Filter the entries, keeping every line with the word "this".

Start of Extracted material

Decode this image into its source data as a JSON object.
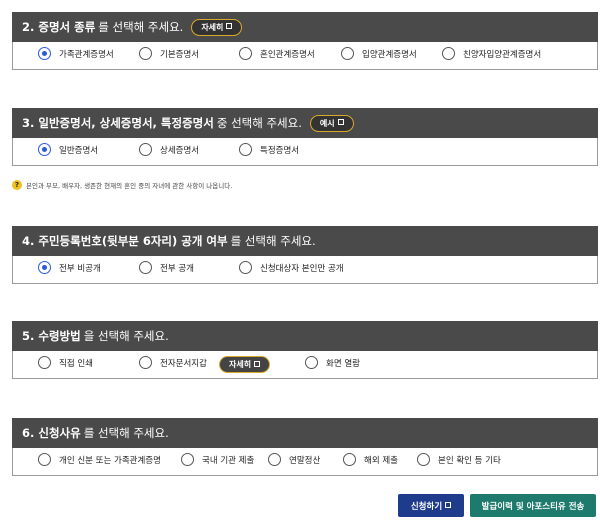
{
  "section2": {
    "title_bold": "2. 증명서 종류",
    "title_rest": "를 선택해 주세요.",
    "help_button": "자세히",
    "options": [
      "가족관계증명서",
      "기본증명서",
      "혼인관계증명서",
      "입양관계증명서",
      "친양자입양관계증명서"
    ],
    "selected": "가족관계증명서"
  },
  "section3": {
    "title_bold": "3. 일반증명서, 상세증명서, 특정증명서",
    "title_rest": "중 선택해 주세요.",
    "help_button": "예시",
    "options": [
      "일반증명서",
      "상세증명서",
      "특정증명서"
    ],
    "selected": "일반증명서",
    "note": "본인과 부모, 배우자, 생존한 현재의 혼인 중의 자녀에 관한 사항이 나옵니다."
  },
  "section4": {
    "title_bold": "4. 주민등록번호(뒷부분 6자리) 공개 여부",
    "title_rest": "를 선택해 주세요.",
    "options": [
      "전부 비공개",
      "전부 공개",
      "신청대상자 본인만 공개"
    ],
    "selected": "전부 비공개"
  },
  "section5": {
    "title_bold": "5. 수령방법",
    "title_rest": "을 선택해 주세요.",
    "options": [
      "직접 인쇄",
      "전자문서지갑",
      "화면 열람"
    ],
    "inline_button": "자세히"
  },
  "section6": {
    "title_bold": "6. 신청사유",
    "title_rest": "를 선택해 주세요.",
    "options": [
      "개인 신분 또는 가족관계증명",
      "국내 기관 제출",
      "연말정산",
      "해외 제출",
      "본인 확인 등 기타"
    ]
  },
  "footer": {
    "apply_button": "신청하기",
    "history_button": "발급이력 및 아포스티유 전송"
  },
  "colors": {
    "header_bg": "#4a4a4a",
    "accent_blue": "#2b5bd7",
    "button_navy": "#1f3c8c",
    "button_teal": "#1d7a6c",
    "gold_border": "#d9a92b"
  }
}
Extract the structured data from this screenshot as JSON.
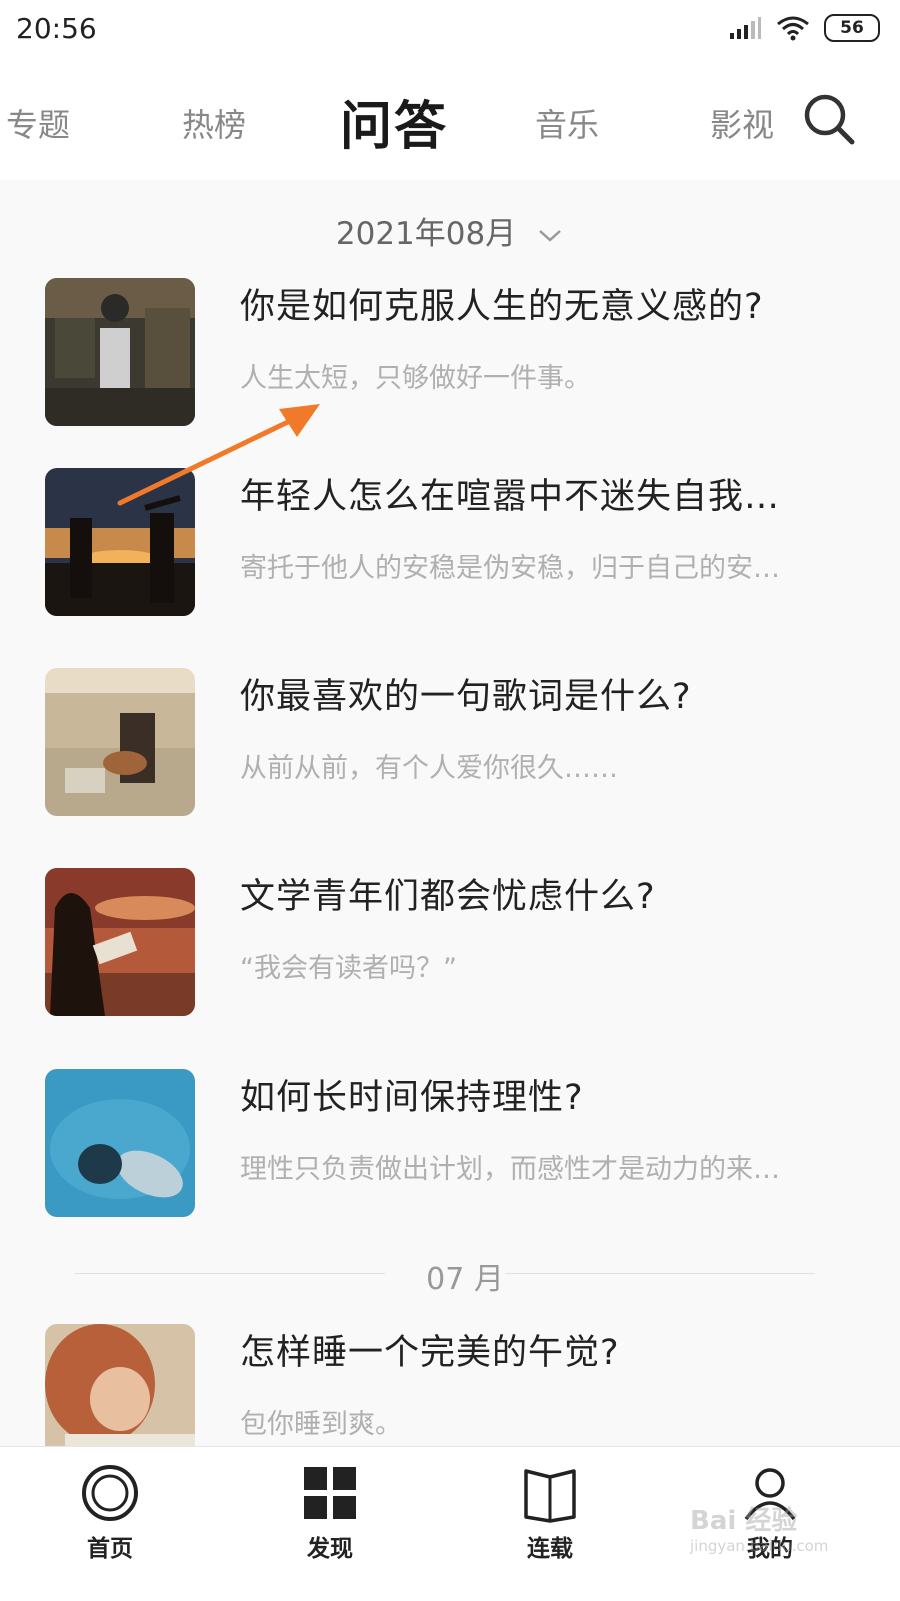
{
  "status_bar": {
    "time": "20:56",
    "battery": "56"
  },
  "tabs": [
    {
      "label": "专题"
    },
    {
      "label": "热榜"
    },
    {
      "label": "问答"
    },
    {
      "label": "音乐"
    },
    {
      "label": "影视"
    }
  ],
  "month_header": {
    "label": "2021年08月"
  },
  "items": [
    {
      "title": "你是如何克服人生的无意义感的?",
      "subtitle": "人生太短，只够做好一件事。"
    },
    {
      "title": "年轻人怎么在喧嚣中不迷失自我…",
      "subtitle": "寄托于他人的安稳是伪安稳，归于自己的安…"
    },
    {
      "title": "你最喜欢的一句歌词是什么?",
      "subtitle": "从前从前，有个人爱你很久……"
    },
    {
      "title": "文学青年们都会忧虑什么?",
      "subtitle": "“我会有读者吗？”"
    },
    {
      "title": "如何长时间保持理性?",
      "subtitle": "理性只负责做出计划，而感性才是动力的来…"
    },
    {
      "title": "怎样睡一个完美的午觉?",
      "subtitle": "包你睡到爽。"
    }
  ],
  "month_divider": {
    "label": "07 月"
  },
  "bottom_nav": [
    {
      "label": "首页",
      "icon": "home-circle-icon"
    },
    {
      "label": "发现",
      "icon": "grid-icon"
    },
    {
      "label": "连载",
      "icon": "book-icon"
    },
    {
      "label": "我的",
      "icon": "user-icon"
    }
  ],
  "annotation": {
    "color": "#f07a2a"
  },
  "watermark": {
    "line1": "Bai 经验",
    "line2": "jingyan.baidu.com"
  }
}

End of Extracted material

--- Result below ---
Decode this image into its source data as a JSON object.
Extract the structured data from this screenshot as JSON.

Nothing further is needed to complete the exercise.